-- Start of ENTRIES PROVIDED --

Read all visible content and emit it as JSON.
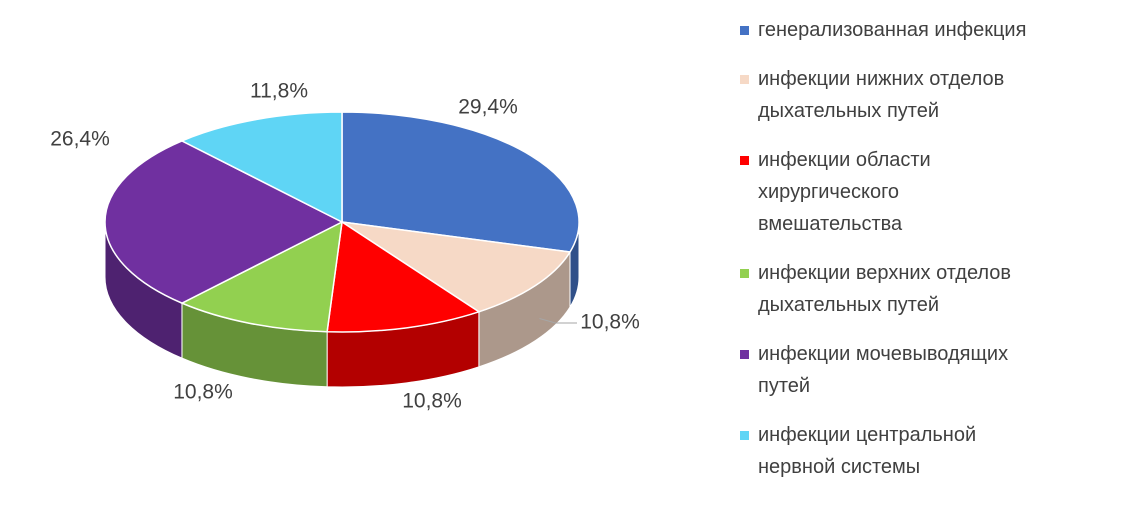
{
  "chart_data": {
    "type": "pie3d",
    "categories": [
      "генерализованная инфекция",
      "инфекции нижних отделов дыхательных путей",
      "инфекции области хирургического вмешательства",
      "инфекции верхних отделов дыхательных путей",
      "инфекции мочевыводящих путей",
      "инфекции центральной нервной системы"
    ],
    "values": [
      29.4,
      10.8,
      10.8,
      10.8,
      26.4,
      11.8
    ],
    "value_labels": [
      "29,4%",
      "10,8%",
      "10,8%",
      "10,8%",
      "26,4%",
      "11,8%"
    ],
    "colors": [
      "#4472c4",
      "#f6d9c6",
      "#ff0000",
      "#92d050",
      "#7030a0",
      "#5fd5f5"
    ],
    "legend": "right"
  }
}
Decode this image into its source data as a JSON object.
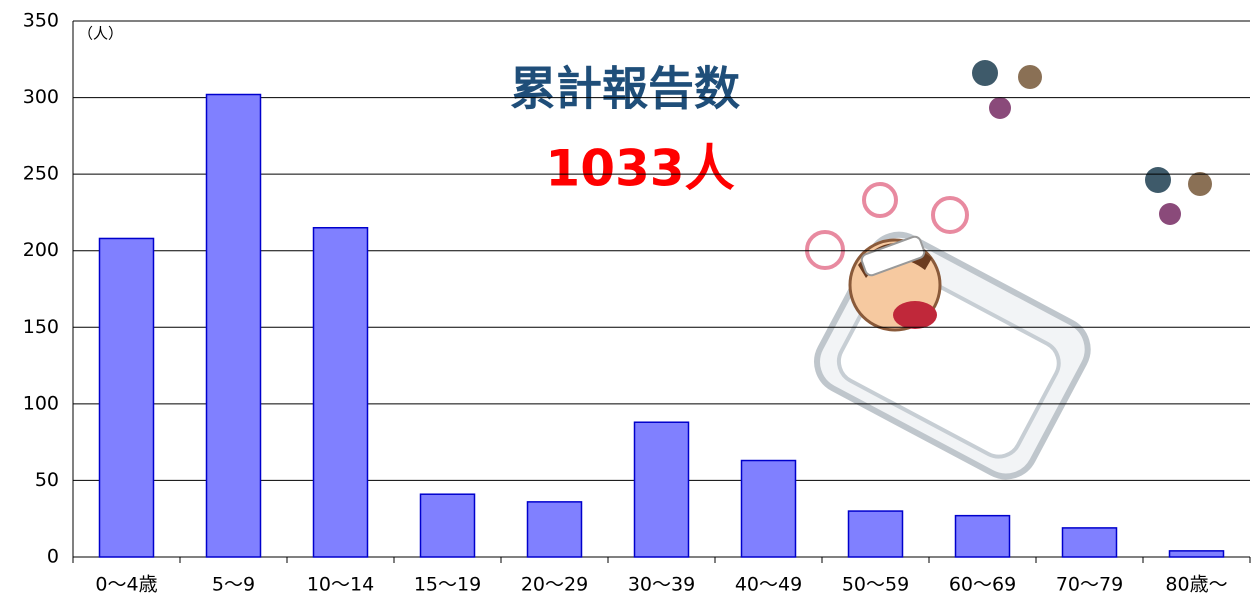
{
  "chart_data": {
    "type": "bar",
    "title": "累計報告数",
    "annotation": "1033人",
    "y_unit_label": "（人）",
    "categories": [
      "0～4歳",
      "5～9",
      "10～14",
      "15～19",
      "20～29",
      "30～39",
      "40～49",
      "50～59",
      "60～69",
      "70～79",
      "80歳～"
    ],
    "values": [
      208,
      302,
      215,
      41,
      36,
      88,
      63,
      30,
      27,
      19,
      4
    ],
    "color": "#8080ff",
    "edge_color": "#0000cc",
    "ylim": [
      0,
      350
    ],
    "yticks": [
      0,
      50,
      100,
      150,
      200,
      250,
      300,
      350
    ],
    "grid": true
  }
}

-- End of ENTRIES PROVIDED --

= THE EXERCISE =
Restate the entire listing word for word, excluding pictures.

= RESPONSE =
Read all visible content and emit it as JSON.
{
  "chart_data": {
    "type": "pie3d",
    "categories": [
      "генерализованная инфекция",
      "инфекции нижних отделов дыхательных путей",
      "инфекции области хирургического вмешательства",
      "инфекции верхних отделов дыхательных путей",
      "инфекции мочевыводящих путей",
      "инфекции центральной нервной системы"
    ],
    "values": [
      29.4,
      10.8,
      10.8,
      10.8,
      26.4,
      11.8
    ],
    "value_labels": [
      "29,4%",
      "10,8%",
      "10,8%",
      "10,8%",
      "26,4%",
      "11,8%"
    ],
    "colors": [
      "#4472c4",
      "#f6d9c6",
      "#ff0000",
      "#92d050",
      "#7030a0",
      "#5fd5f5"
    ],
    "legend": "right"
  }
}
Decode this image into its source data as a JSON object.
{
  "chart_data": {
    "type": "bar",
    "title": "累計報告数",
    "annotation": "1033人",
    "y_unit_label": "（人）",
    "categories": [
      "0～4歳",
      "5～9",
      "10～14",
      "15～19",
      "20～29",
      "30～39",
      "40～49",
      "50～59",
      "60～69",
      "70～79",
      "80歳～"
    ],
    "values": [
      208,
      302,
      215,
      41,
      36,
      88,
      63,
      30,
      27,
      19,
      4
    ],
    "color": "#8080ff",
    "edge_color": "#0000cc",
    "ylim": [
      0,
      350
    ],
    "yticks": [
      0,
      50,
      100,
      150,
      200,
      250,
      300,
      350
    ],
    "grid": true
  }
}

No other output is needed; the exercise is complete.